◆ **Record excerpts**:
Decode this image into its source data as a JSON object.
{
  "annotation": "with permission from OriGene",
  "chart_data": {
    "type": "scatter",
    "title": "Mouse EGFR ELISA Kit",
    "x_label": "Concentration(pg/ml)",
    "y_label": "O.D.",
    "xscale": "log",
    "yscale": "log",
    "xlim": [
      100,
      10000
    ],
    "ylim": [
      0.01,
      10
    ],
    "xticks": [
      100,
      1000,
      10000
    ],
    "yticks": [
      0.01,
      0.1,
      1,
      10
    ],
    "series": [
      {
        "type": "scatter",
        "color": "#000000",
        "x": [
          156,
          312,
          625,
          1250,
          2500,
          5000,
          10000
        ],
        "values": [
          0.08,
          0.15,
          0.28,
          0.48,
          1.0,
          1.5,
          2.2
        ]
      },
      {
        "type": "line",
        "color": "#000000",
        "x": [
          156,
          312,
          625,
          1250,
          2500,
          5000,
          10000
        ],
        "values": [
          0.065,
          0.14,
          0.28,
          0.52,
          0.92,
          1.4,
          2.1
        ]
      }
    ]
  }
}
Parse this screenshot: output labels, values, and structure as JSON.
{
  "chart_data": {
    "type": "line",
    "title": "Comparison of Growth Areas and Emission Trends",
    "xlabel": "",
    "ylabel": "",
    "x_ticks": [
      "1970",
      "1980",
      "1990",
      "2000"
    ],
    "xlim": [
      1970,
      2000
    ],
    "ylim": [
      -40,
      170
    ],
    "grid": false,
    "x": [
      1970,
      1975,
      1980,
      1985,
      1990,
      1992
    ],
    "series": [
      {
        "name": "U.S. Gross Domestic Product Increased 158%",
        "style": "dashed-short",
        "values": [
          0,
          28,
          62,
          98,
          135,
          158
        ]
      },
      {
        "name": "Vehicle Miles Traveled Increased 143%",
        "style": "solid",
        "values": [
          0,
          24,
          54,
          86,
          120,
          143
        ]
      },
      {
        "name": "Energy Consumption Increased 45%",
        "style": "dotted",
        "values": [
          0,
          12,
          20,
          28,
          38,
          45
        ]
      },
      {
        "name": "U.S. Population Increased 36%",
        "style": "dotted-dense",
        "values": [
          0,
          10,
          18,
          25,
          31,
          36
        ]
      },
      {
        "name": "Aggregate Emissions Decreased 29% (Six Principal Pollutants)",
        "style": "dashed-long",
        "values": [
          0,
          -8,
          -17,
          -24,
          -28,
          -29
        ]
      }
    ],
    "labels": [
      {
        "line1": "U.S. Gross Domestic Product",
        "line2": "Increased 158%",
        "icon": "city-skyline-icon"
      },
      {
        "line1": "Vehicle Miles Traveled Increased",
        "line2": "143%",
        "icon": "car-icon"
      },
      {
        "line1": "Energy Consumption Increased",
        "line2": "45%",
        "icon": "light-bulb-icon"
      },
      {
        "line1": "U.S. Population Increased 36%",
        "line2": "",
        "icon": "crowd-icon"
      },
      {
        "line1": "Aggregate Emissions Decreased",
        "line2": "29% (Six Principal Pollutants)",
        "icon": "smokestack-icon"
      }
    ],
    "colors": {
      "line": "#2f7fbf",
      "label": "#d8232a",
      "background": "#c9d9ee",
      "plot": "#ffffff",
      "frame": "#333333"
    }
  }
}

◆ **To be done**:
Reproduce all of the records exactly.

◆ **Result of the task**:
Decode this image into its source data as a JSON object.
{
  "annotation": "with permission from OriGene",
  "chart_data": {
    "type": "scatter",
    "title": "Mouse EGFR ELISA Kit",
    "x_label": "Concentration(pg/ml)",
    "y_label": "O.D.",
    "xscale": "log",
    "yscale": "log",
    "xlim": [
      100,
      10000
    ],
    "ylim": [
      0.01,
      10
    ],
    "xticks": [
      100,
      1000,
      10000
    ],
    "yticks": [
      0.01,
      0.1,
      1,
      10
    ],
    "series": [
      {
        "type": "scatter",
        "color": "#000000",
        "x": [
          156,
          312,
          625,
          1250,
          2500,
          5000,
          10000
        ],
        "values": [
          0.08,
          0.15,
          0.28,
          0.48,
          1.0,
          1.5,
          2.2
        ]
      },
      {
        "type": "line",
        "color": "#000000",
        "x": [
          156,
          312,
          625,
          1250,
          2500,
          5000,
          10000
        ],
        "values": [
          0.065,
          0.14,
          0.28,
          0.52,
          0.92,
          1.4,
          2.1
        ]
      }
    ]
  }
}
Parse this screenshot: output labels, values, and structure as JSON.
{
  "chart_data": {
    "type": "line",
    "title": "Comparison of Growth Areas and Emission Trends",
    "xlabel": "",
    "ylabel": "",
    "x_ticks": [
      "1970",
      "1980",
      "1990",
      "2000"
    ],
    "xlim": [
      1970,
      2000
    ],
    "ylim": [
      -40,
      170
    ],
    "grid": false,
    "x": [
      1970,
      1975,
      1980,
      1985,
      1990,
      1992
    ],
    "series": [
      {
        "name": "U.S. Gross Domestic Product Increased 158%",
        "style": "dashed-short",
        "values": [
          0,
          28,
          62,
          98,
          135,
          158
        ]
      },
      {
        "name": "Vehicle Miles Traveled Increased 143%",
        "style": "solid",
        "values": [
          0,
          24,
          54,
          86,
          120,
          143
        ]
      },
      {
        "name": "Energy Consumption Increased 45%",
        "style": "dotted",
        "values": [
          0,
          12,
          20,
          28,
          38,
          45
        ]
      },
      {
        "name": "U.S. Population Increased 36%",
        "style": "dotted-dense",
        "values": [
          0,
          10,
          18,
          25,
          31,
          36
        ]
      },
      {
        "name": "Aggregate Emissions Decreased 29% (Six Principal Pollutants)",
        "style": "dashed-long",
        "values": [
          0,
          -8,
          -17,
          -24,
          -28,
          -29
        ]
      }
    ],
    "labels": [
      {
        "line1": "U.S. Gross Domestic Product",
        "line2": "Increased 158%",
        "icon": "city-skyline-icon"
      },
      {
        "line1": "Vehicle Miles Traveled Increased",
        "line2": "143%",
        "icon": "car-icon"
      },
      {
        "line1": "Energy Consumption Increased",
        "line2": "45%",
        "icon": "light-bulb-icon"
      },
      {
        "line1": "U.S. Population Increased 36%",
        "line2": "",
        "icon": "crowd-icon"
      },
      {
        "line1": "Aggregate Emissions Decreased",
        "line2": "29% (Six Principal Pollutants)",
        "icon": "smokestack-icon"
      }
    ],
    "colors": {
      "line": "#2f7fbf",
      "label": "#d8232a",
      "background": "#c9d9ee",
      "plot": "#ffffff",
      "frame": "#333333"
    }
  }
}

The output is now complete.